## TEXT UNDER STUDY
-=-=-=-=-
- Theatrical release poster
- Directed by: Christian Schwochow
- Screenplay by: Thomas Wendrich
- Produced by: Christoph Friedel; Claudia Steffen;
- Starring: Luna Wedler; Jannis Niewöhner;
- Cinematography: Frank Lamm
- Edited by: Jens Klüber
- Music by: Floex; Tom Hodge;
- Production companies: Pandora Film Produktion; Negativ Film Productions;
- Distributed by: Pandora Film Verleih (Germany)
- Release dates: March 2021 (Berlinale); 16 September 2021 (Germany);
- Countries: Germany; Czech Republic;
- Language: German

= Je suis Karl =

2021 German-Czech drama film

Je suis Karl is a 2021 German-Czech drama film directed by Christian Schwochow, from a screenplay by Thomas Wendrich. It focuses on Maxi, a young woman whose family were victims of a terror attack and who falls in love with Karl, the charismatic leader of a right-wing political movement. The film stars Luna Wedler and Jannis Niewöhner.

==Cast==
- Luna Wedler as Maxi Baier
- Jannis Niewöhner as Karl
- Milan Peschel as Alex Baier
- Elizaveta Maximová as Isabel
- Marlon Boess as Pankraz
- Aziz Dyab as Yusuf
- Melanie Fouche as Ines Baier

==Release==
The film had its worldwide premiere at the 71st Berlin International Film Festival in 2021.
-=-=-=-=-
## REQUIRED ACTION
Name every actor in the cast list of the Je suis Karl text.

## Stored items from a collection
-=-=-=-=-
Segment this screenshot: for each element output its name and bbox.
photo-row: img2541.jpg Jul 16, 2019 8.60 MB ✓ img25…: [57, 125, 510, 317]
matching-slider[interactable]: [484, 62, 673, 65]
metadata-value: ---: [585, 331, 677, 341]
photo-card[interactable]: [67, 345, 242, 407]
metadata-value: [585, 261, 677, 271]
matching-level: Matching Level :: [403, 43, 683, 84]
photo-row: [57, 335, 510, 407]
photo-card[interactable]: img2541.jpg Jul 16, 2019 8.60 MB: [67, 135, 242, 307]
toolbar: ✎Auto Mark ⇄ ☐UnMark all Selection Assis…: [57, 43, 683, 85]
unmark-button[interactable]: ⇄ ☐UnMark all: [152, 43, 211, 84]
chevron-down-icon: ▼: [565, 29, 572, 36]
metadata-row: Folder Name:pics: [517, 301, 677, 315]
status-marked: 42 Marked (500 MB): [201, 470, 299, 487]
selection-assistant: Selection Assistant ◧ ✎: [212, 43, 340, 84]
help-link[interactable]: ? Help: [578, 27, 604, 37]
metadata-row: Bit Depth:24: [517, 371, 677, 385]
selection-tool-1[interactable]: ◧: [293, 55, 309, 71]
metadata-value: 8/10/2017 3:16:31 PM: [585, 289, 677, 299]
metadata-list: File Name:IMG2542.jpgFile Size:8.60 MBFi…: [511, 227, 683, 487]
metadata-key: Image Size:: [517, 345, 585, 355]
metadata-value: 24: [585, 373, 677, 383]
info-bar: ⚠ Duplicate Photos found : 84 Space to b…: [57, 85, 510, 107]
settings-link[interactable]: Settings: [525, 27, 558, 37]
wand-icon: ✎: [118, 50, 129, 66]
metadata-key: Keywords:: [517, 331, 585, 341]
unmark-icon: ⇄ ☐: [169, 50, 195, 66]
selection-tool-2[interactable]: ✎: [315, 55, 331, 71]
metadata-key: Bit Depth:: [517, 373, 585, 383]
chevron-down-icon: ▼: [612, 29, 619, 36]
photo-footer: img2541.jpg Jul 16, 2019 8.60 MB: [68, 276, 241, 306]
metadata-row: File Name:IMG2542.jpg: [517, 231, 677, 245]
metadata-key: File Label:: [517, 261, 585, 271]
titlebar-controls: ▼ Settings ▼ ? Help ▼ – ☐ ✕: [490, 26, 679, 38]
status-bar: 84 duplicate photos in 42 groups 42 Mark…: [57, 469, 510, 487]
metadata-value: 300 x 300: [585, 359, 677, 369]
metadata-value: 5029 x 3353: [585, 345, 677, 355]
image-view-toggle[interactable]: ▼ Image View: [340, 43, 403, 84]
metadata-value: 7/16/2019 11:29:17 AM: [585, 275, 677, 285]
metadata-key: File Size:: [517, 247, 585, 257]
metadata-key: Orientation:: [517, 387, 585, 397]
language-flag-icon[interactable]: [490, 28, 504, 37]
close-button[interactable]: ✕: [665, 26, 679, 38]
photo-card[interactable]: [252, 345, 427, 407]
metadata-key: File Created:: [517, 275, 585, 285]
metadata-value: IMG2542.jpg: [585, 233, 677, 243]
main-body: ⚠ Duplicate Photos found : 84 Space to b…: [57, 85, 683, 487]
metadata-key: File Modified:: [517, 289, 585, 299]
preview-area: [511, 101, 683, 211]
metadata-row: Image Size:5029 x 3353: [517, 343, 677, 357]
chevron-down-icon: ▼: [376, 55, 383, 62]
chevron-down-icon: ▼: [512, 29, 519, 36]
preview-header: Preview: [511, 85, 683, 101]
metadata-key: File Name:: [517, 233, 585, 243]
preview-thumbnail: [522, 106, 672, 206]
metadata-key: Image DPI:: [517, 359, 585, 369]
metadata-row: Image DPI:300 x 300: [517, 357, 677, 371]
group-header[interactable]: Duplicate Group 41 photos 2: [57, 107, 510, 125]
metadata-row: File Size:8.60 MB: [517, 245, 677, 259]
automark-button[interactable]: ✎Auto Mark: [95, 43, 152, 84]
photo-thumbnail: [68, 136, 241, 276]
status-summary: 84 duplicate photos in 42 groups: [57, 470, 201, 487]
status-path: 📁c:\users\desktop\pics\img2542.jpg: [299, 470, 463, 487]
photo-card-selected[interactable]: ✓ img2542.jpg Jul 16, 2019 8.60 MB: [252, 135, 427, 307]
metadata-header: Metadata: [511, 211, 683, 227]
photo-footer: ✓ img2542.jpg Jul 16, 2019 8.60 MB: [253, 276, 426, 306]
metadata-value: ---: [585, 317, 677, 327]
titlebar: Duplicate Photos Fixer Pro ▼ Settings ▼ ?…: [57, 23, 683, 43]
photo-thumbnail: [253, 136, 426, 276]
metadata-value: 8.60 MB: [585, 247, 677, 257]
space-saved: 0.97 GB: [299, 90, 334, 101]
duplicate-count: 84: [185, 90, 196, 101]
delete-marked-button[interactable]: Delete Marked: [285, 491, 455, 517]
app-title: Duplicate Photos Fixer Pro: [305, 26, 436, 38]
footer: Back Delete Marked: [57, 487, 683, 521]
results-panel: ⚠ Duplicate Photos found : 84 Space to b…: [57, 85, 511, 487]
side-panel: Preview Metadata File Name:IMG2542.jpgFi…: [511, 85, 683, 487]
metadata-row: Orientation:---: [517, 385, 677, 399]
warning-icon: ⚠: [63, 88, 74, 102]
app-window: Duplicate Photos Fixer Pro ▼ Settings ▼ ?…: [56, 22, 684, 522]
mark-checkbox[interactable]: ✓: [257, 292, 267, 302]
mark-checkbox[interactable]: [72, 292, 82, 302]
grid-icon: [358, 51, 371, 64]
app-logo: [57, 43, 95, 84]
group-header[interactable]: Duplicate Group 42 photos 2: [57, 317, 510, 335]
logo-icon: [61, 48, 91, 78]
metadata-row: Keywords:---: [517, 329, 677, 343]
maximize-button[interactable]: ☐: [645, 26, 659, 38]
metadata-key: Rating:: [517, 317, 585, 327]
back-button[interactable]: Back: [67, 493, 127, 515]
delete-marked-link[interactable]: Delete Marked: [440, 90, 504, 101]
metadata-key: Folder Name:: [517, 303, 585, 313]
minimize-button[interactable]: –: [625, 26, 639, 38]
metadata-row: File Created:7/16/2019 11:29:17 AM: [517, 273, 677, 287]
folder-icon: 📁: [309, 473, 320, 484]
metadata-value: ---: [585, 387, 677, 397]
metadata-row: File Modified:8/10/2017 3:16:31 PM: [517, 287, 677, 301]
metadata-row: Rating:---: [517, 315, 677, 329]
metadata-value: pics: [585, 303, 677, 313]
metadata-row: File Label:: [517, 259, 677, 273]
-=-=-=-=-
## TASK ANSWER
Luna Wedler, Jannis Niewöhner, Milan Peschel, Elizaveta Maximová, Marlon Boess, Aziz Dyab, Melanie Fouche